> EXERCISE DESCRIPTION: Rewrite the entries from the first line down to the line with "field-label: 主要起草人 <box>286 641 347 655</box>", replacing "interactable" with "clickable" and keeping everything else the same.

Element and region data:
— begin —

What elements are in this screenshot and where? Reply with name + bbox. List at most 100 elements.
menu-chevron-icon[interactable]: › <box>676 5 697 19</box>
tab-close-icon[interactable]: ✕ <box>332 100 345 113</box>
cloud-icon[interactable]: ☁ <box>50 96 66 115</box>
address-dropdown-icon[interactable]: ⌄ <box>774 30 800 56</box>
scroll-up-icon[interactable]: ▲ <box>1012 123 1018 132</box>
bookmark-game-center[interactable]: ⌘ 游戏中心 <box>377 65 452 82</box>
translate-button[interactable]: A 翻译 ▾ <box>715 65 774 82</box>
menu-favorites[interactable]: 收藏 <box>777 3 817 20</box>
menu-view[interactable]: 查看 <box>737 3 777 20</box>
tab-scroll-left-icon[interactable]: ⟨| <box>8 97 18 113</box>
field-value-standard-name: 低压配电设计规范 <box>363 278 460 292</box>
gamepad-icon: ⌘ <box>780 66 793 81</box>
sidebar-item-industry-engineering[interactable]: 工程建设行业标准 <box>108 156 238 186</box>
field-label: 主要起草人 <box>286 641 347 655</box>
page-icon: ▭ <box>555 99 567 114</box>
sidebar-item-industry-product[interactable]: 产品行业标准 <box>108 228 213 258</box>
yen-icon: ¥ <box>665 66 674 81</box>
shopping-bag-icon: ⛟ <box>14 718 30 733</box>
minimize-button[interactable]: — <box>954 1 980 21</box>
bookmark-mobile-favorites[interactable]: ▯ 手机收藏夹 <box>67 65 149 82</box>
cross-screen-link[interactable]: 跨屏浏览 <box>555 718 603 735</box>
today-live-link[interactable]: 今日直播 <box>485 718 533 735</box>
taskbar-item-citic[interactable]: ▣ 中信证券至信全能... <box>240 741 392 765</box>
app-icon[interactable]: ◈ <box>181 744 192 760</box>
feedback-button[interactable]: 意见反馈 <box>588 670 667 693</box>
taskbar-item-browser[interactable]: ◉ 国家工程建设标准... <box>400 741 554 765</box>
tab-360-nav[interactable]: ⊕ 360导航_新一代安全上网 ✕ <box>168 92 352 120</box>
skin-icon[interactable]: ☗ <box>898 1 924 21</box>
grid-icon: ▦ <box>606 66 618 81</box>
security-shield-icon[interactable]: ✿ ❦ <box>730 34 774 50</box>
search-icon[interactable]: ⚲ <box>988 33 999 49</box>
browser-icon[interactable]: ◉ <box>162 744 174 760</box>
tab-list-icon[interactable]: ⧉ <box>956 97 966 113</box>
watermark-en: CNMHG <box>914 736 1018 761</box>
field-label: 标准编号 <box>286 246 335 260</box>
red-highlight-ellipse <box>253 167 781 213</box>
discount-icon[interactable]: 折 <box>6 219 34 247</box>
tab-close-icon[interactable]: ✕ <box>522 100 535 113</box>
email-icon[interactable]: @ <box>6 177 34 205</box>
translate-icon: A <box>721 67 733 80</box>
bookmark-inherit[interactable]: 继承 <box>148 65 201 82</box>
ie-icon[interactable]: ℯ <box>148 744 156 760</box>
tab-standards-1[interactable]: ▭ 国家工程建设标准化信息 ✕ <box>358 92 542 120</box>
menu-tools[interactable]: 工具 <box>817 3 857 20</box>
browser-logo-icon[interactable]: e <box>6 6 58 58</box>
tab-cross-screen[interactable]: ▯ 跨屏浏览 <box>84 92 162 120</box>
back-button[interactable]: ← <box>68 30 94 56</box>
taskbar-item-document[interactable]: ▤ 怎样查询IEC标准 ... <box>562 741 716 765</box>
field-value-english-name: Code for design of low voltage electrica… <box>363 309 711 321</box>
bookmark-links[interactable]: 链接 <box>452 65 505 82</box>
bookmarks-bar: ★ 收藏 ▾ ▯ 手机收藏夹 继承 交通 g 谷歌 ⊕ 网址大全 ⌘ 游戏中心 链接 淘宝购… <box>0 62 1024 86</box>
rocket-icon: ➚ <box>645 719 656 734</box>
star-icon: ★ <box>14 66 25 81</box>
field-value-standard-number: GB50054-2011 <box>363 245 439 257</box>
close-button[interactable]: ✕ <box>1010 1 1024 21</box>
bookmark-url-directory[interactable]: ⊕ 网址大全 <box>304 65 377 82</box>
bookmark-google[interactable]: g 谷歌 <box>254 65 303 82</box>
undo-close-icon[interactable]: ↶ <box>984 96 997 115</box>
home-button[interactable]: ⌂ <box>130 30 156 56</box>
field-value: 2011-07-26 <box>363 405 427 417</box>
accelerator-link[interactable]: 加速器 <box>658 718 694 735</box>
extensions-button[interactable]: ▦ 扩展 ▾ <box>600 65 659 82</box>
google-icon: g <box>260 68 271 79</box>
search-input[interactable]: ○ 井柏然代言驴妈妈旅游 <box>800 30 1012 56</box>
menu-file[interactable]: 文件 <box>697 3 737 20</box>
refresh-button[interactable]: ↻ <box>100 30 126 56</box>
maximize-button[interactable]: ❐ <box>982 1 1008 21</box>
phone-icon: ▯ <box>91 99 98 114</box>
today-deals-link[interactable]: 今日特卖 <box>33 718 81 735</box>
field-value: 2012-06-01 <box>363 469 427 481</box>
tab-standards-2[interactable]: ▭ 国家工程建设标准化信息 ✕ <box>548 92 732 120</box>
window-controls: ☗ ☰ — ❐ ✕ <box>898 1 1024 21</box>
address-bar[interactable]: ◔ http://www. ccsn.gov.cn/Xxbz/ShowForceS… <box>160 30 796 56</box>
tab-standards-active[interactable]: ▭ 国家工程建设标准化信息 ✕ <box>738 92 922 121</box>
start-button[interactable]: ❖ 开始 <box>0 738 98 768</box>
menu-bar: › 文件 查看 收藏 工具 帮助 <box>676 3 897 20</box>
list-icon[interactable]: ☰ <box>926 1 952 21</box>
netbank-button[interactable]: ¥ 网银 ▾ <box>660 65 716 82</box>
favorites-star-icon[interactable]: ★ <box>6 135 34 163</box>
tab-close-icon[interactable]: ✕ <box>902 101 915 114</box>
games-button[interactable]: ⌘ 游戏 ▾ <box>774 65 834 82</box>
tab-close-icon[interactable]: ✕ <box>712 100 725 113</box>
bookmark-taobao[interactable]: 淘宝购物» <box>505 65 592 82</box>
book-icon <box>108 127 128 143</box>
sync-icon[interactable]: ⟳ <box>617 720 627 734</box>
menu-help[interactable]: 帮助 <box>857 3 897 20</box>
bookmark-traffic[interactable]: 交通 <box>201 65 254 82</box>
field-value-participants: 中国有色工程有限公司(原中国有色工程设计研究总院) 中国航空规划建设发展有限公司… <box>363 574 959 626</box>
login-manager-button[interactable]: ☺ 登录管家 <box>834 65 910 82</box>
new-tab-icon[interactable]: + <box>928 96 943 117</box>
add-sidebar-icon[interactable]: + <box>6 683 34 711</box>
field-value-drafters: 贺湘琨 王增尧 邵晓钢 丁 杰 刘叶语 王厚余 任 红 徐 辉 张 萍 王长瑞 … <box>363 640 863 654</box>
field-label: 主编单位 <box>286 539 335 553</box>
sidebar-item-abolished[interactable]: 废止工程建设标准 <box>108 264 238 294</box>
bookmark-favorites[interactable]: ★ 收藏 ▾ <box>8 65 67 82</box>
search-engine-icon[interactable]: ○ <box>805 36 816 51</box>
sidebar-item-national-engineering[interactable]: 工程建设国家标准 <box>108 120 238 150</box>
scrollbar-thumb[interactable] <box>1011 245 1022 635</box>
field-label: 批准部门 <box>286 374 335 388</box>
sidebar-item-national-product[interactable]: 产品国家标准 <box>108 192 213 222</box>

— end —

> THE ANSWER:
What elements are in this screenshot and where? Reply with name + bbox. List at most 100 elements.
menu-chevron-icon[clickable]: › <box>676 5 697 19</box>
tab-close-icon[clickable]: ✕ <box>332 100 345 113</box>
cloud-icon[clickable]: ☁ <box>50 96 66 115</box>
address-dropdown-icon[clickable]: ⌄ <box>774 30 800 56</box>
scroll-up-icon[clickable]: ▲ <box>1012 123 1018 132</box>
bookmark-game-center[clickable]: ⌘ 游戏中心 <box>377 65 452 82</box>
translate-button[clickable]: A 翻译 ▾ <box>715 65 774 82</box>
menu-favorites[clickable]: 收藏 <box>777 3 817 20</box>
menu-view[clickable]: 查看 <box>737 3 777 20</box>
tab-scroll-left-icon[clickable]: ⟨| <box>8 97 18 113</box>
field-value-standard-name: 低压配电设计规范 <box>363 278 460 292</box>
gamepad-icon: ⌘ <box>780 66 793 81</box>
sidebar-item-industry-engineering[clickable]: 工程建设行业标准 <box>108 156 238 186</box>
field-label: 主要起草人 <box>286 641 347 655</box>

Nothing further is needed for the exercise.